> [REQUIRED WORK]: Pick out each line in these entries that contains the string "Flooding".

> [DATA PROVIDED]:
* BEGIN *
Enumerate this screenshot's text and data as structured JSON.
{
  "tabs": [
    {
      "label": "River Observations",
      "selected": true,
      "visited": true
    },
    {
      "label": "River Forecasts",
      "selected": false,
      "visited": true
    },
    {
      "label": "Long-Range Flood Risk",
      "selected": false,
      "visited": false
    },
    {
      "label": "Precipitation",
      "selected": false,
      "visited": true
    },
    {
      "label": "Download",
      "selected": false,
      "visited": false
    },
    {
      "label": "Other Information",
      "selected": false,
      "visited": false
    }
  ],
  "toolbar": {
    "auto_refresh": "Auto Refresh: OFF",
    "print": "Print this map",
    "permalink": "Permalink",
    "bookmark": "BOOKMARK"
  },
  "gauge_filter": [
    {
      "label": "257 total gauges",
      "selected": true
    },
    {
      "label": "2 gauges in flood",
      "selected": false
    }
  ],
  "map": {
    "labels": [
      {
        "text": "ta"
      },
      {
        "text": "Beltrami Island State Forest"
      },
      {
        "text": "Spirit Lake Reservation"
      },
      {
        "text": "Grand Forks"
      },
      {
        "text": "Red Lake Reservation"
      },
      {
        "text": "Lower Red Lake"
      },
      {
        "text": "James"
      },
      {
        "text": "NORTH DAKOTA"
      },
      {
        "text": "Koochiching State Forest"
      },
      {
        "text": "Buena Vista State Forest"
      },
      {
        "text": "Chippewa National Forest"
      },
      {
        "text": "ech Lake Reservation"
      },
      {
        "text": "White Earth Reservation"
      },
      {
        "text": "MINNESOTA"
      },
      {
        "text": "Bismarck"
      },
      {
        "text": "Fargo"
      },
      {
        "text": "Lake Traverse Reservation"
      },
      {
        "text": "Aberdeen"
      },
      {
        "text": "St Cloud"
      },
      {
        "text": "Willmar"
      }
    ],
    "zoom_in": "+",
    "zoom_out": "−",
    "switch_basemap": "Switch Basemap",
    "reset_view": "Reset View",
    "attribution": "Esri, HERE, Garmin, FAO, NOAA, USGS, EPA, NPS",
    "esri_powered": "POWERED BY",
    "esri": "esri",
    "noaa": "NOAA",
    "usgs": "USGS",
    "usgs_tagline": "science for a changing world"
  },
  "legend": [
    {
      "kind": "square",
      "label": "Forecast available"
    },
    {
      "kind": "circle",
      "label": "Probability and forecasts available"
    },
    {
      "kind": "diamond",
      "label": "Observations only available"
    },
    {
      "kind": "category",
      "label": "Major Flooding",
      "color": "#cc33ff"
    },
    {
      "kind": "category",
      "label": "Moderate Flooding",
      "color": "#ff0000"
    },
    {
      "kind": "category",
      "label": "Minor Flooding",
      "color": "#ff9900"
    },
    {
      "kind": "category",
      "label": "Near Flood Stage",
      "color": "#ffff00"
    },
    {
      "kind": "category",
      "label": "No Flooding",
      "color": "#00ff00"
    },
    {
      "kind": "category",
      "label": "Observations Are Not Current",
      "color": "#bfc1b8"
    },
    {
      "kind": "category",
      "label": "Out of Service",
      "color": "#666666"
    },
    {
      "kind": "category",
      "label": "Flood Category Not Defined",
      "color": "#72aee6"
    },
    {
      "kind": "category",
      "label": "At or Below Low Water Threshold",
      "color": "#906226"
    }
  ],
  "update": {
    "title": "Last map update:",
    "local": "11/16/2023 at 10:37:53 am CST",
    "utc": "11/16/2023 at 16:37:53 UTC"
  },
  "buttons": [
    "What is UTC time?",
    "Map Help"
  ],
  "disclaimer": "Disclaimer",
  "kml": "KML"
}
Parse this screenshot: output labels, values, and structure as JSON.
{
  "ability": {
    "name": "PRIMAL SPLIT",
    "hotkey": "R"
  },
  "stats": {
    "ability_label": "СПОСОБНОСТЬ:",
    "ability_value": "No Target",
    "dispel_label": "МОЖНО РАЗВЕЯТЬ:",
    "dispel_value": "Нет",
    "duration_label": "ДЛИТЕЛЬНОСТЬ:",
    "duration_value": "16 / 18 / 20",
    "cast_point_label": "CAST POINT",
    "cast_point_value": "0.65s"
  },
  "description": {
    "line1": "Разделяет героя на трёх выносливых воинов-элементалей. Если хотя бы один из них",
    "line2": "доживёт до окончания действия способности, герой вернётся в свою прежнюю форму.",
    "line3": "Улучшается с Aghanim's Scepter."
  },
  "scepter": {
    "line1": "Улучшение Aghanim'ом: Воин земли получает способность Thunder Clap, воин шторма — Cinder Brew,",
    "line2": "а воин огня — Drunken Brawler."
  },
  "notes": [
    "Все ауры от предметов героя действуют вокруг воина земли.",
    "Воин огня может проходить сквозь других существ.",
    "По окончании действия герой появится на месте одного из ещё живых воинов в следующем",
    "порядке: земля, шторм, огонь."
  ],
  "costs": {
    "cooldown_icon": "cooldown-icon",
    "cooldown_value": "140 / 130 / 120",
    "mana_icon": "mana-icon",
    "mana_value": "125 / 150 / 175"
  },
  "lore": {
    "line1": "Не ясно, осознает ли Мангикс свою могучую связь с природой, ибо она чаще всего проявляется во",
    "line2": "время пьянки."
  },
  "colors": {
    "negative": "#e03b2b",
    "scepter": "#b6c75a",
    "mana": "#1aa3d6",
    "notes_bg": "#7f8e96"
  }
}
* END *
> [SOLUTION TO THIS EXERCISE]:
      "label": "Major Flooding",
      "label": "Moderate Flooding",
      "label": "Minor Flooding",
      "label": "No Flooding",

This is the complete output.